* **STATED TASK**
Make an exact copy of all the material below, apart from the pictures.

* **WORKING DATA**
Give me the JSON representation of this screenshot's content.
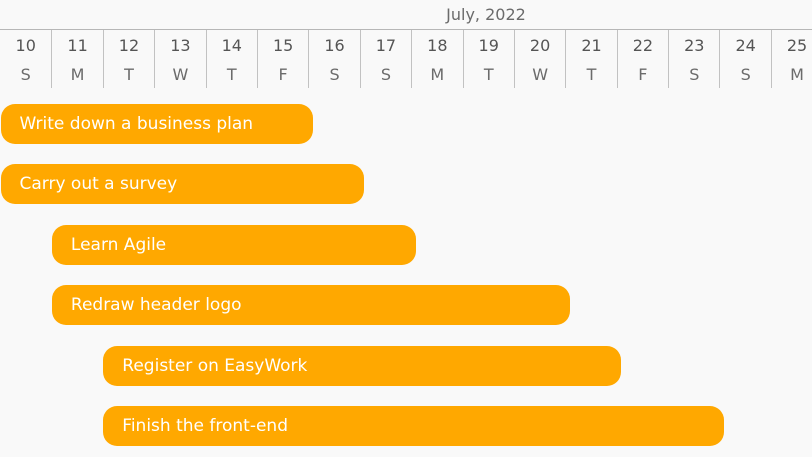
{
  "header": {
    "month_label": "July, 2022"
  },
  "days": [
    {
      "num": "10",
      "wd": "S"
    },
    {
      "num": "11",
      "wd": "M"
    },
    {
      "num": "12",
      "wd": "T"
    },
    {
      "num": "13",
      "wd": "W"
    },
    {
      "num": "14",
      "wd": "T"
    },
    {
      "num": "15",
      "wd": "F"
    },
    {
      "num": "16",
      "wd": "S"
    },
    {
      "num": "17",
      "wd": "S"
    },
    {
      "num": "18",
      "wd": "M"
    },
    {
      "num": "19",
      "wd": "T"
    },
    {
      "num": "20",
      "wd": "W"
    },
    {
      "num": "21",
      "wd": "T"
    },
    {
      "num": "22",
      "wd": "F"
    },
    {
      "num": "23",
      "wd": "S"
    },
    {
      "num": "24",
      "wd": "S"
    },
    {
      "num": "25",
      "wd": "M"
    }
  ],
  "tasks": [
    {
      "label": "Write down a business plan",
      "start": "2022-07-10",
      "end": "2022-07-16"
    },
    {
      "label": "Carry out a survey",
      "start": "2022-07-10",
      "end": "2022-07-17"
    },
    {
      "label": "Learn Agile",
      "start": "2022-07-11",
      "end": "2022-07-18"
    },
    {
      "label": "Redraw header logo",
      "start": "2022-07-11",
      "end": "2022-07-21"
    },
    {
      "label": "Register on EasyWork",
      "start": "2022-07-12",
      "end": "2022-07-22"
    },
    {
      "label": "Finish the front-end",
      "start": "2022-07-12",
      "end": "2022-07-24"
    }
  ],
  "colors": {
    "bar": "#ffa800",
    "bar_text": "#ffffff",
    "background": "#f9f9f9"
  }
}
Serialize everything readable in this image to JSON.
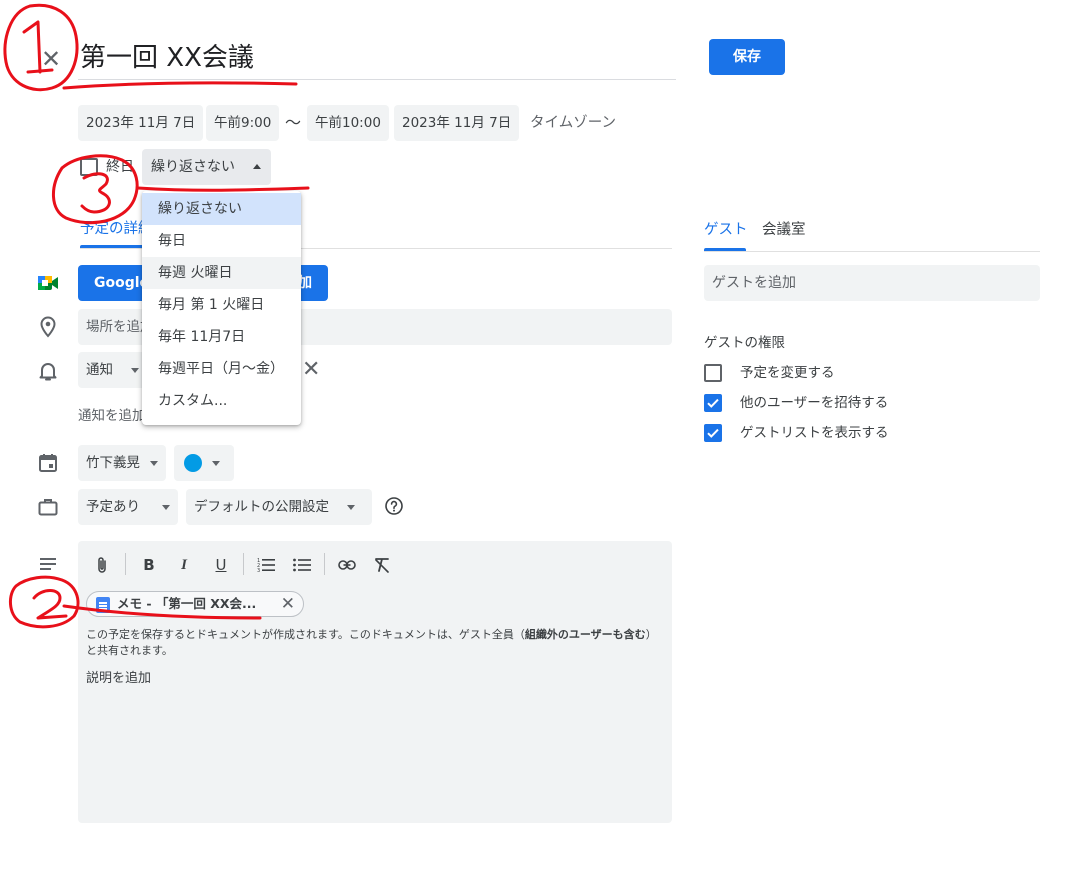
{
  "header": {
    "title": "第一回 XX会議",
    "save_label": "保存",
    "close_glyph": "✕"
  },
  "datetime": {
    "start_date": "2023年 11月 7日",
    "start_time": "午前9:00",
    "separator": "〜",
    "end_time": "午前10:00",
    "end_date": "2023年 11月 7日",
    "timezone_label": "タイムゾーン"
  },
  "allday": {
    "label": "終日",
    "checked": false
  },
  "recurrence": {
    "selected": "繰り返さない",
    "options": [
      "繰り返さない",
      "毎日",
      "毎週 火曜日",
      "毎月 第 1 火曜日",
      "毎年 11月7日",
      "毎週平日（月～金）",
      "カスタム..."
    ]
  },
  "details_tab_label": "予定の詳細",
  "meet": {
    "button_label": "Google",
    "button_suffix": "加"
  },
  "location": {
    "placeholder": "場所を追加"
  },
  "notification": {
    "type": "通知",
    "remove_glyph": "✕",
    "add_label": "通知を追加"
  },
  "owner": {
    "name": "竹下義晃",
    "color": "#039be5"
  },
  "availability": {
    "busy_label": "予定あり",
    "visibility_label": "デフォルトの公開設定"
  },
  "editor": {
    "toolbar": {
      "bold": "B",
      "italic": "I",
      "underline": "U"
    },
    "attachment_label": "メモ - 「第一回 XX会...",
    "attachment_remove": "✕",
    "share_notice_pre": "この予定を保存するとドキュメントが作成されます。このドキュメントは、ゲスト全員（",
    "share_notice_bold": "組織外のユーザーも含む",
    "share_notice_post": "）と共有されます。",
    "description_placeholder": "説明を追加"
  },
  "right_panel": {
    "tabs": [
      "ゲスト",
      "会議室"
    ],
    "guest_placeholder": "ゲストを追加",
    "permissions_heading": "ゲストの権限",
    "permissions": [
      {
        "label": "予定を変更する",
        "checked": false
      },
      {
        "label": "他のユーザーを招待する",
        "checked": true
      },
      {
        "label": "ゲストリストを表示する",
        "checked": true
      }
    ]
  },
  "annotations": {
    "color": "#e8101a",
    "labels": [
      "1",
      "2",
      "3"
    ]
  },
  "colors": {
    "accent": "#1a73e8",
    "field_bg": "#f1f3f4"
  }
}
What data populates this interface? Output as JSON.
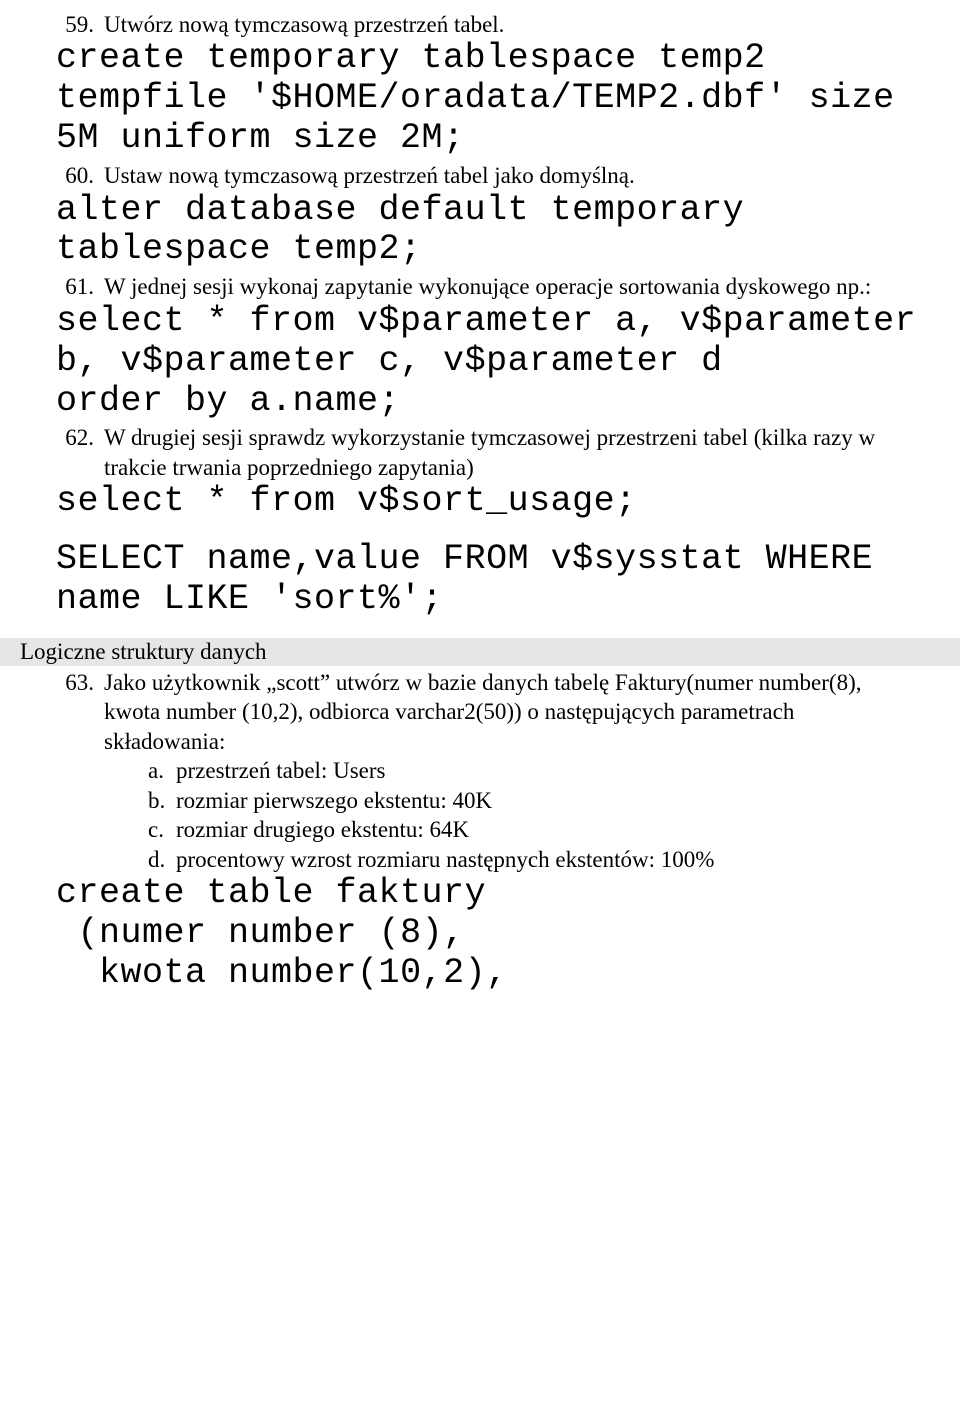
{
  "items": {
    "i59": {
      "num": "59.",
      "text": "Utwórz nową tymczasową przestrzeń tabel."
    },
    "i60": {
      "num": "60.",
      "text": "Ustaw nową tymczasową przestrzeń tabel jako domyślną."
    },
    "i61": {
      "num": "61.",
      "text": "W jednej sesji wykonaj zapytanie wykonujące operacje sortowania dyskowego np.:"
    },
    "i62": {
      "num": "62.",
      "text": "W drugiej sesji sprawdz wykorzystanie tymczasowej przestrzeni tabel (kilka razy w trakcie trwania poprzedniego zapytania)"
    },
    "i63": {
      "num": "63.",
      "text": "Jako użytkownik „scott” utwórz w bazie danych tabelę Faktury(numer number(8), kwota number (10,2), odbiorca varchar2(50)) o następujących parametrach składowania:"
    }
  },
  "code": {
    "c1": "create temporary tablespace temp2 tempfile '$HOME/oradata/TEMP2.dbf' size 5M uniform size 2M;",
    "c2": "alter database default temporary tablespace temp2;",
    "c3": "select * from v$parameter a, v$parameter b, v$parameter c, v$parameter d",
    "c3b": "order by a.name;",
    "c4": "select * from v$sort_usage;",
    "c5": "SELECT name,value FROM v$sysstat WHERE name LIKE 'sort%';",
    "c6a": "create table faktury",
    "c6b": " (numer number (8),",
    "c6c": "  kwota number(10,2),"
  },
  "section": {
    "title": "Logiczne struktury danych"
  },
  "sublist": {
    "a": {
      "mark": "a.",
      "text": "przestrzeń tabel: Users"
    },
    "b": {
      "mark": "b.",
      "text": "rozmiar pierwszego ekstentu: 40K"
    },
    "c": {
      "mark": "c.",
      "text": "rozmiar drugiego ekstentu: 64K"
    },
    "d": {
      "mark": "d.",
      "text": "procentowy wzrost rozmiaru następnych ekstentów: 100%"
    }
  }
}
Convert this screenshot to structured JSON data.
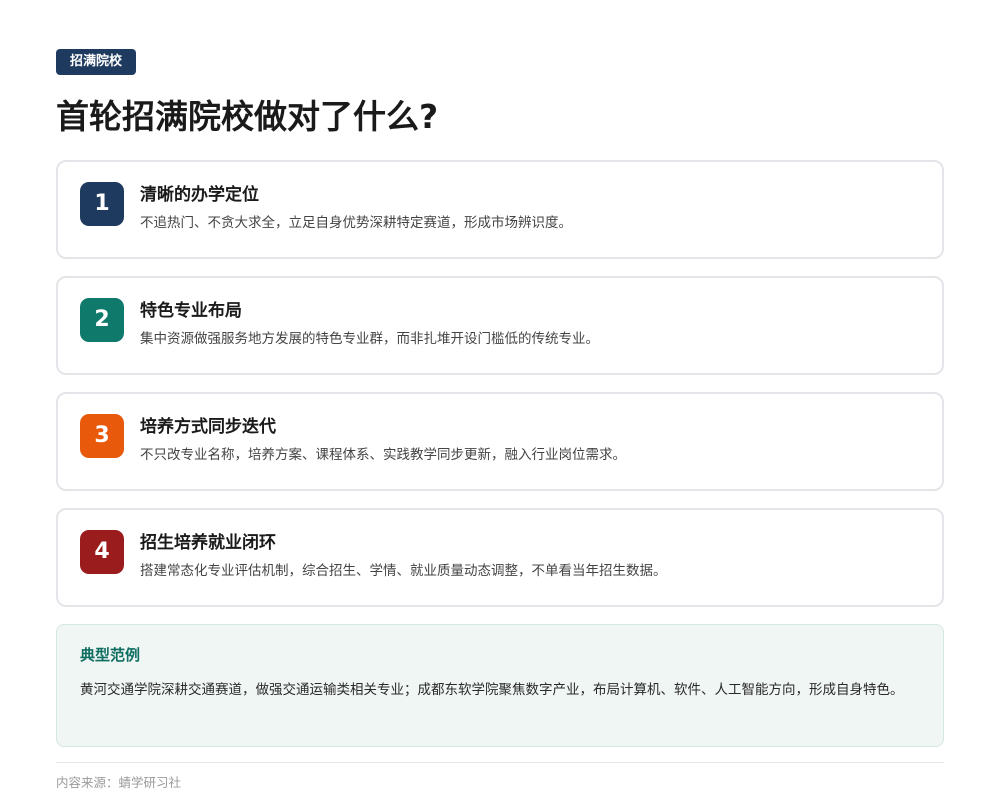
{
  "tag": "招满院校",
  "title": "首轮招满院校做对了什么?",
  "items": [
    {
      "number": "1",
      "color": "#1e3a5f",
      "title": "清晰的办学定位",
      "desc": "不追热门、不贪大求全，立足自身优势深耕特定赛道，形成市场辨识度。"
    },
    {
      "number": "2",
      "color": "#0f7a6c",
      "title": "特色专业布局",
      "desc": "集中资源做强服务地方发展的特色专业群，而非扎堆开设门槛低的传统专业。"
    },
    {
      "number": "3",
      "color": "#e8590c",
      "title": "培养方式同步迭代",
      "desc": "不只改专业名称，培养方案、课程体系、实践教学同步更新，融入行业岗位需求。"
    },
    {
      "number": "4",
      "color": "#9b1c1c",
      "title": "招生培养就业闭环",
      "desc": "搭建常态化专业评估机制，综合招生、学情、就业质量动态调整，不单看当年招生数据。"
    }
  ],
  "example": {
    "title": "典型范例",
    "body": "黄河交通学院深耕交通赛道，做强交通运输类相关专业；成都东软学院聚焦数字产业，布局计算机、软件、人工智能方向，形成自身特色。"
  },
  "source": "内容来源：蜻学研习社"
}
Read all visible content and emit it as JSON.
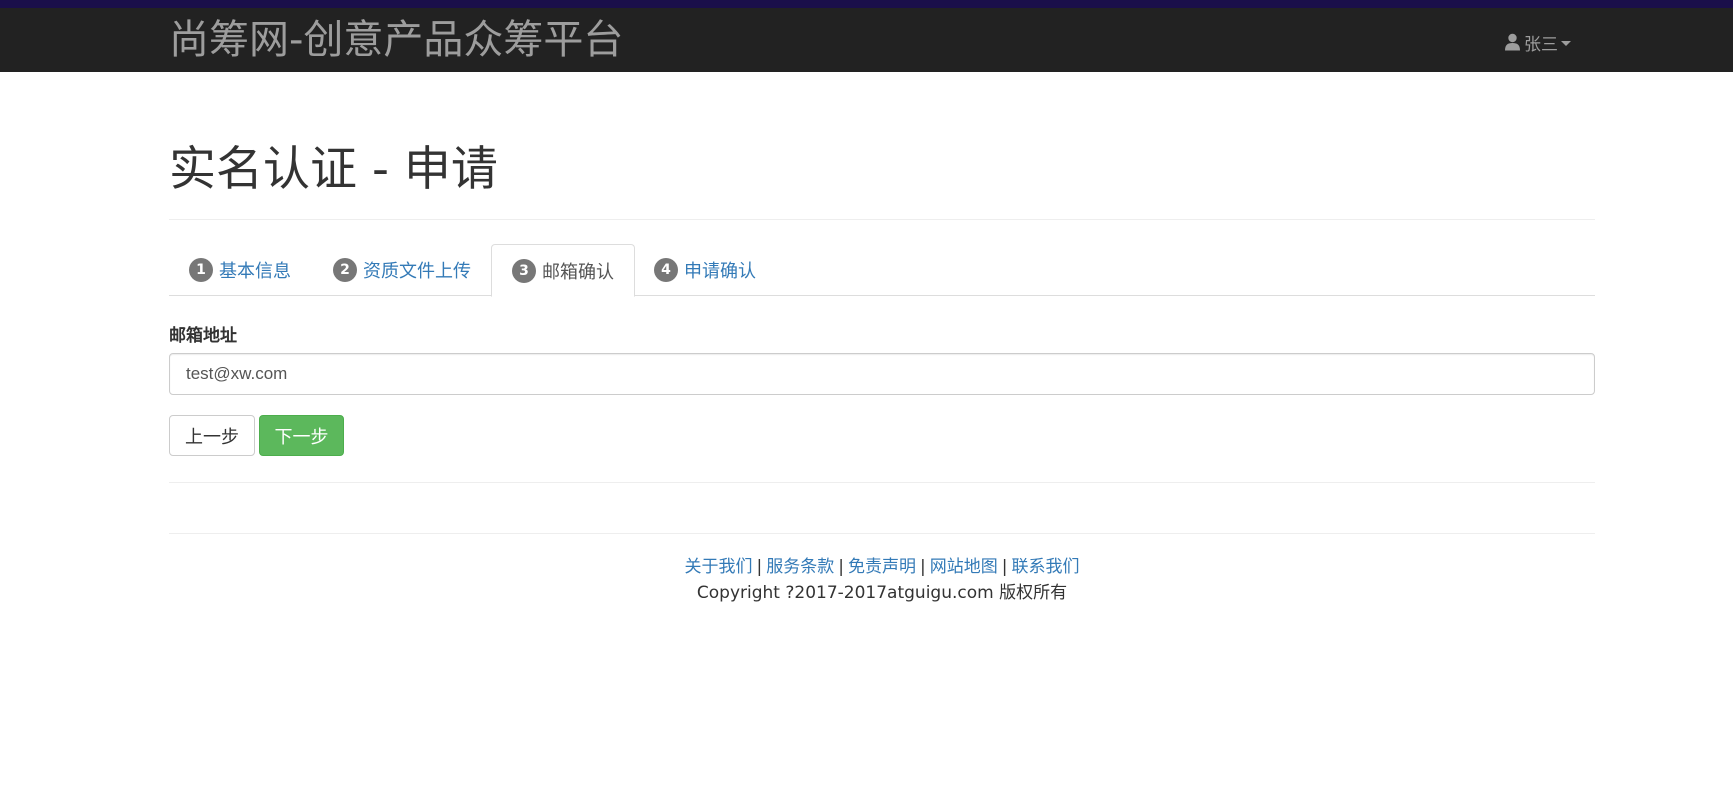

* **ANSWER IN FULL**
Give me the JSON representation of this screenshot's content.
{
  "header": {
    "month_label": "July, 2022"
  },
  "days": [
    {
      "num": "10",
      "wd": "S"
    },
    {
      "num": "11",
      "wd": "M"
    },
    {
      "num": "12",
      "wd": "T"
    },
    {
      "num": "13",
      "wd": "W"
    },
    {
      "num": "14",
      "wd": "T"
    },
    {
      "num": "15",
      "wd": "F"
    },
    {
      "num": "16",
      "wd": "S"
    },
    {
      "num": "17",
      "wd": "S"
    },
    {
      "num": "18",
      "wd": "M"
    },
    {
      "num": "19",
      "wd": "T"
    },
    {
      "num": "20",
      "wd": "W"
    },
    {
      "num": "21",
      "wd": "T"
    },
    {
      "num": "22",
      "wd": "F"
    },
    {
      "num": "23",
      "wd": "S"
    },
    {
      "num": "24",
      "wd": "S"
    },
    {
      "num": "25",
      "wd": "M"
    }
  ],
  "tasks": [
    {
      "label": "Write down a business plan",
      "start": "2022-07-10",
      "end": "2022-07-16"
    },
    {
      "label": "Carry out a survey",
      "start": "2022-07-10",
      "end": "2022-07-17"
    },
    {
      "label": "Learn Agile",
      "start": "2022-07-11",
      "end": "2022-07-18"
    },
    {
      "label": "Redraw header logo",
      "start": "2022-07-11",
      "end": "2022-07-21"
    },
    {
      "label": "Register on EasyWork",
      "start": "2022-07-12",
      "end": "2022-07-22"
    },
    {
      "label": "Finish the front-end",
      "start": "2022-07-12",
      "end": "2022-07-24"
    }
  ],
  "colors": {
    "bar": "#ffa800",
    "bar_text": "#ffffff",
    "background": "#f9f9f9"
  }
}
Serialize everything readable in this image to JSON.
{
  "header": {
    "title": "第一回 XX会議",
    "save_label": "保存",
    "close_glyph": "✕"
  },
  "datetime": {
    "start_date": "2023年 11月 7日",
    "start_time": "午前9:00",
    "separator": "〜",
    "end_time": "午前10:00",
    "end_date": "2023年 11月 7日",
    "timezone_label": "タイムゾーン"
  },
  "allday": {
    "label": "終日",
    "checked": false
  },
  "recurrence": {
    "selected": "繰り返さない",
    "options": [
      "繰り返さない",
      "毎日",
      "毎週 火曜日",
      "毎月 第 1 火曜日",
      "毎年 11月7日",
      "毎週平日（月～金）",
      "カスタム..."
    ]
  },
  "details_tab_label": "予定の詳細",
  "meet": {
    "button_label": "Google",
    "button_suffix": "加"
  },
  "location": {
    "placeholder": "場所を追加"
  },
  "notification": {
    "type": "通知",
    "remove_glyph": "✕",
    "add_label": "通知を追加"
  },
  "owner": {
    "name": "竹下義晃",
    "color": "#039be5"
  },
  "availability": {
    "busy_label": "予定あり",
    "visibility_label": "デフォルトの公開設定"
  },
  "editor": {
    "toolbar": {
      "bold": "B",
      "italic": "I",
      "underline": "U"
    },
    "attachment_label": "メモ - 「第一回 XX会...",
    "attachment_remove": "✕",
    "share_notice_pre": "この予定を保存するとドキュメントが作成されます。このドキュメントは、ゲスト全員（",
    "share_notice_bold": "組織外のユーザーも含む",
    "share_notice_post": "）と共有されます。",
    "description_placeholder": "説明を追加"
  },
  "right_panel": {
    "tabs": [
      "ゲスト",
      "会議室"
    ],
    "guest_placeholder": "ゲストを追加",
    "permissions_heading": "ゲストの権限",
    "permissions": [
      {
        "label": "予定を変更する",
        "checked": false
      },
      {
        "label": "他のユーザーを招待する",
        "checked": true
      },
      {
        "label": "ゲストリストを表示する",
        "checked": true
      }
    ]
  },
  "annotations": {
    "color": "#e8101a",
    "labels": [
      "1",
      "2",
      "3"
    ]
  },
  "colors": {
    "accent": "#1a73e8",
    "field_bg": "#f1f3f4"
  }
}
What data populates this interface? Output as JSON.
{
  "items": {
    "i59": {
      "num": "59.",
      "text": "Utwórz nową tymczasową przestrzeń tabel."
    },
    "i60": {
      "num": "60.",
      "text": "Ustaw nową tymczasową przestrzeń tabel jako domyślną."
    },
    "i61": {
      "num": "61.",
      "text": "W jednej sesji wykonaj zapytanie wykonujące operacje sortowania dyskowego np.:"
    },
    "i62": {
      "num": "62.",
      "text": "W drugiej sesji sprawdz wykorzystanie tymczasowej przestrzeni tabel (kilka razy w trakcie trwania poprzedniego zapytania)"
    },
    "i63": {
      "num": "63.",
      "text": "Jako użytkownik „scott” utwórz w bazie danych tabelę Faktury(numer number(8), kwota number (10,2), odbiorca varchar2(50)) o następujących parametrach składowania:"
    }
  },
  "code": {
    "c1": "create temporary tablespace temp2 tempfile '$HOME/oradata/TEMP2.dbf' size 5M uniform size 2M;",
    "c2": "alter database default temporary tablespace temp2;",
    "c3": "select * from v$parameter a, v$parameter b, v$parameter c, v$parameter d",
    "c3b": "order by a.name;",
    "c4": "select * from v$sort_usage;",
    "c5": "SELECT name,value FROM v$sysstat WHERE name LIKE 'sort%';",
    "c6a": "create table faktury",
    "c6b": " (numer number (8),",
    "c6c": "  kwota number(10,2),"
  },
  "section": {
    "title": "Logiczne struktury danych"
  },
  "sublist": {
    "a": {
      "mark": "a.",
      "text": "przestrzeń tabel: Users"
    },
    "b": {
      "mark": "b.",
      "text": "rozmiar pierwszego ekstentu: 40K"
    },
    "c": {
      "mark": "c.",
      "text": "rozmiar drugiego ekstentu: 64K"
    },
    "d": {
      "mark": "d.",
      "text": "procentowy wzrost rozmiaru następnych ekstentów: 100%"
    }
  }
}
Convert this screenshot to structured JSON data.
{
  "tag": "招满院校",
  "title": "首轮招满院校做对了什么?",
  "items": [
    {
      "number": "1",
      "color": "#1e3a5f",
      "title": "清晰的办学定位",
      "desc": "不追热门、不贪大求全，立足自身优势深耕特定赛道，形成市场辨识度。"
    },
    {
      "number": "2",
      "color": "#0f7a6c",
      "title": "特色专业布局",
      "desc": "集中资源做强服务地方发展的特色专业群，而非扎堆开设门槛低的传统专业。"
    },
    {
      "number": "3",
      "color": "#e8590c",
      "title": "培养方式同步迭代",
      "desc": "不只改专业名称，培养方案、课程体系、实践教学同步更新，融入行业岗位需求。"
    },
    {
      "number": "4",
      "color": "#9b1c1c",
      "title": "招生培养就业闭环",
      "desc": "搭建常态化专业评估机制，综合招生、学情、就业质量动态调整，不单看当年招生数据。"
    }
  ],
  "example": {
    "title": "典型范例",
    "body": "黄河交通学院深耕交通赛道，做强交通运输类相关专业；成都东软学院聚焦数字产业，布局计算机、软件、人工智能方向，形成自身特色。"
  },
  "source": "内容来源：蜻学研习社"
}
Read all visible content and emit it as JSON.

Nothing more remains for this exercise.